▸ TO DO
Retype the complete listing exactly as it appears.

▸ RECORDS SHOWN
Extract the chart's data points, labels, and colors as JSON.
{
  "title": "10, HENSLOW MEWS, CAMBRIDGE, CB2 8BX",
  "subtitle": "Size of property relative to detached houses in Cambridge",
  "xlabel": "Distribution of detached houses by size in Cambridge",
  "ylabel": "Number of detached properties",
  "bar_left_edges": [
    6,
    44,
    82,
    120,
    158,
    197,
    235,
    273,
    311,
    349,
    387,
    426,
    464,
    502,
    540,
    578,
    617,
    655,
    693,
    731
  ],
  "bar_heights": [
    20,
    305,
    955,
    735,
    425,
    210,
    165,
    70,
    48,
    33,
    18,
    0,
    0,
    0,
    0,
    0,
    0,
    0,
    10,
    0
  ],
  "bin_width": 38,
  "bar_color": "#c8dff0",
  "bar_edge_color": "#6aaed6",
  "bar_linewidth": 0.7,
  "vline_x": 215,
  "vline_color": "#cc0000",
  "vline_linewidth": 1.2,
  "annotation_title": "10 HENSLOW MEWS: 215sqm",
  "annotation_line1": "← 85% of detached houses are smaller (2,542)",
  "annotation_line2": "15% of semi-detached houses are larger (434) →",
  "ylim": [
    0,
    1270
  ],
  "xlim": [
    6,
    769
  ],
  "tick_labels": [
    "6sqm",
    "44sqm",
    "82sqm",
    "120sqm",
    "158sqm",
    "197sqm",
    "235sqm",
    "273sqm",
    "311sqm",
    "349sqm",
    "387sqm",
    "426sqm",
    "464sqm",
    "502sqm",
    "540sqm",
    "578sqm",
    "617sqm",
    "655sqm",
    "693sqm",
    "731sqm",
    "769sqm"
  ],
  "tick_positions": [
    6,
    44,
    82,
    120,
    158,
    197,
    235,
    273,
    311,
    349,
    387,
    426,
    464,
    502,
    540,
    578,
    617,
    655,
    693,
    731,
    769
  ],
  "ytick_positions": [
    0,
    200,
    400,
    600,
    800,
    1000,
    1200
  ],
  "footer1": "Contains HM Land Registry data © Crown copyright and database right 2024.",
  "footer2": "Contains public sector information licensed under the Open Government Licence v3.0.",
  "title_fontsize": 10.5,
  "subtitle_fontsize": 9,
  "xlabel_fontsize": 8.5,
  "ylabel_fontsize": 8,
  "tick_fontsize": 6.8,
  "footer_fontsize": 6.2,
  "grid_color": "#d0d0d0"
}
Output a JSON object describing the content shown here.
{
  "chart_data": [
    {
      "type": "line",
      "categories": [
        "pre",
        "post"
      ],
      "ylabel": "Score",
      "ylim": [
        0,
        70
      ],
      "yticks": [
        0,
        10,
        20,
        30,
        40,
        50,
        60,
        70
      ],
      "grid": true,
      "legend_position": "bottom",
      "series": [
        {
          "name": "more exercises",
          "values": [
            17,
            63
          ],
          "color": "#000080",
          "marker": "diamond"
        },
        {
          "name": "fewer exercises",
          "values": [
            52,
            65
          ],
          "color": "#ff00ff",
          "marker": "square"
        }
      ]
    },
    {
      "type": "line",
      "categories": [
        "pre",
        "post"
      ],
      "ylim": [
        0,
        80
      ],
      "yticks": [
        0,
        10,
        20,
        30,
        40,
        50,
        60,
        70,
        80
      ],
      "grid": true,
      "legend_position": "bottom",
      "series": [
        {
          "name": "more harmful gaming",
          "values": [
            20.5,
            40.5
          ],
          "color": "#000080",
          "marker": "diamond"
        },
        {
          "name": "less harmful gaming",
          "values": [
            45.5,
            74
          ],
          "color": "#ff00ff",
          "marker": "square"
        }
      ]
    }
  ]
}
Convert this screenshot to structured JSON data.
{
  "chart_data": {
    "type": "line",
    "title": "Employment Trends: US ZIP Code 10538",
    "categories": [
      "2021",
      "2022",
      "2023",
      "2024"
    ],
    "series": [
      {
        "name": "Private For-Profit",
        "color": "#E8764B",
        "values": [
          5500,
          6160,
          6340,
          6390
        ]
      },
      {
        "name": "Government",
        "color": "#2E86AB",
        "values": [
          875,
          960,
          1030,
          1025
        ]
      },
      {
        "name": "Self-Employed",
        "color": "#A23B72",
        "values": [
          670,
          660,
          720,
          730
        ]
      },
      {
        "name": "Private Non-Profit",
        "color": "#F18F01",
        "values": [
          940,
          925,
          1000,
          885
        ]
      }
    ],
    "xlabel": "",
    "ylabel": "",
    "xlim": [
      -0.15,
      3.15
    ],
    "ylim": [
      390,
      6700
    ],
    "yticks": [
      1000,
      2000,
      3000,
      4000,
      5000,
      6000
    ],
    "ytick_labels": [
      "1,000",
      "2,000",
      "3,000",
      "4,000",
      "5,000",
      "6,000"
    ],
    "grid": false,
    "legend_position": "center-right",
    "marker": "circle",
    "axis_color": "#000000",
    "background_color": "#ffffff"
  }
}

▸ CORRECT ANSWER
Extract the chart's data points, labels, and colors as JSON.
{
  "title": "10, HENSLOW MEWS, CAMBRIDGE, CB2 8BX",
  "subtitle": "Size of property relative to detached houses in Cambridge",
  "xlabel": "Distribution of detached houses by size in Cambridge",
  "ylabel": "Number of detached properties",
  "bar_left_edges": [
    6,
    44,
    82,
    120,
    158,
    197,
    235,
    273,
    311,
    349,
    387,
    426,
    464,
    502,
    540,
    578,
    617,
    655,
    693,
    731
  ],
  "bar_heights": [
    20,
    305,
    955,
    735,
    425,
    210,
    165,
    70,
    48,
    33,
    18,
    0,
    0,
    0,
    0,
    0,
    0,
    0,
    10,
    0
  ],
  "bin_width": 38,
  "bar_color": "#c8dff0",
  "bar_edge_color": "#6aaed6",
  "bar_linewidth": 0.7,
  "vline_x": 215,
  "vline_color": "#cc0000",
  "vline_linewidth": 1.2,
  "annotation_title": "10 HENSLOW MEWS: 215sqm",
  "annotation_line1": "← 85% of detached houses are smaller (2,542)",
  "annotation_line2": "15% of semi-detached houses are larger (434) →",
  "ylim": [
    0,
    1270
  ],
  "xlim": [
    6,
    769
  ],
  "tick_labels": [
    "6sqm",
    "44sqm",
    "82sqm",
    "120sqm",
    "158sqm",
    "197sqm",
    "235sqm",
    "273sqm",
    "311sqm",
    "349sqm",
    "387sqm",
    "426sqm",
    "464sqm",
    "502sqm",
    "540sqm",
    "578sqm",
    "617sqm",
    "655sqm",
    "693sqm",
    "731sqm",
    "769sqm"
  ],
  "tick_positions": [
    6,
    44,
    82,
    120,
    158,
    197,
    235,
    273,
    311,
    349,
    387,
    426,
    464,
    502,
    540,
    578,
    617,
    655,
    693,
    731,
    769
  ],
  "ytick_positions": [
    0,
    200,
    400,
    600,
    800,
    1000,
    1200
  ],
  "footer1": "Contains HM Land Registry data © Crown copyright and database right 2024.",
  "footer2": "Contains public sector information licensed under the Open Government Licence v3.0.",
  "title_fontsize": 10.5,
  "subtitle_fontsize": 9,
  "xlabel_fontsize": 8.5,
  "ylabel_fontsize": 8,
  "tick_fontsize": 6.8,
  "footer_fontsize": 6.2,
  "grid_color": "#d0d0d0"
}
Output a JSON object describing the content shown here.
{
  "chart_data": [
    {
      "type": "line",
      "categories": [
        "pre",
        "post"
      ],
      "ylabel": "Score",
      "ylim": [
        0,
        70
      ],
      "yticks": [
        0,
        10,
        20,
        30,
        40,
        50,
        60,
        70
      ],
      "grid": true,
      "legend_position": "bottom",
      "series": [
        {
          "name": "more exercises",
          "values": [
            17,
            63
          ],
          "color": "#000080",
          "marker": "diamond"
        },
        {
          "name": "fewer exercises",
          "values": [
            52,
            65
          ],
          "color": "#ff00ff",
          "marker": "square"
        }
      ]
    },
    {
      "type": "line",
      "categories": [
        "pre",
        "post"
      ],
      "ylim": [
        0,
        80
      ],
      "yticks": [
        0,
        10,
        20,
        30,
        40,
        50,
        60,
        70,
        80
      ],
      "grid": true,
      "legend_position": "bottom",
      "series": [
        {
          "name": "more harmful gaming",
          "values": [
            20.5,
            40.5
          ],
          "color": "#000080",
          "marker": "diamond"
        },
        {
          "name": "less harmful gaming",
          "values": [
            45.5,
            74
          ],
          "color": "#ff00ff",
          "marker": "square"
        }
      ]
    }
  ]
}
Convert this screenshot to structured JSON data.
{
  "chart_data": {
    "type": "line",
    "title": "Employment Trends: US ZIP Code 10538",
    "categories": [
      "2021",
      "2022",
      "2023",
      "2024"
    ],
    "series": [
      {
        "name": "Private For-Profit",
        "color": "#E8764B",
        "values": [
          5500,
          6160,
          6340,
          6390
        ]
      },
      {
        "name": "Government",
        "color": "#2E86AB",
        "values": [
          875,
          960,
          1030,
          1025
        ]
      },
      {
        "name": "Self-Employed",
        "color": "#A23B72",
        "values": [
          670,
          660,
          720,
          730
        ]
      },
      {
        "name": "Private Non-Profit",
        "color": "#F18F01",
        "values": [
          940,
          925,
          1000,
          885
        ]
      }
    ],
    "xlabel": "",
    "ylabel": "",
    "xlim": [
      -0.15,
      3.15
    ],
    "ylim": [
      390,
      6700
    ],
    "yticks": [
      1000,
      2000,
      3000,
      4000,
      5000,
      6000
    ],
    "ytick_labels": [
      "1,000",
      "2,000",
      "3,000",
      "4,000",
      "5,000",
      "6,000"
    ],
    "grid": false,
    "legend_position": "center-right",
    "marker": "circle",
    "axis_color": "#000000",
    "background_color": "#ffffff"
  }
}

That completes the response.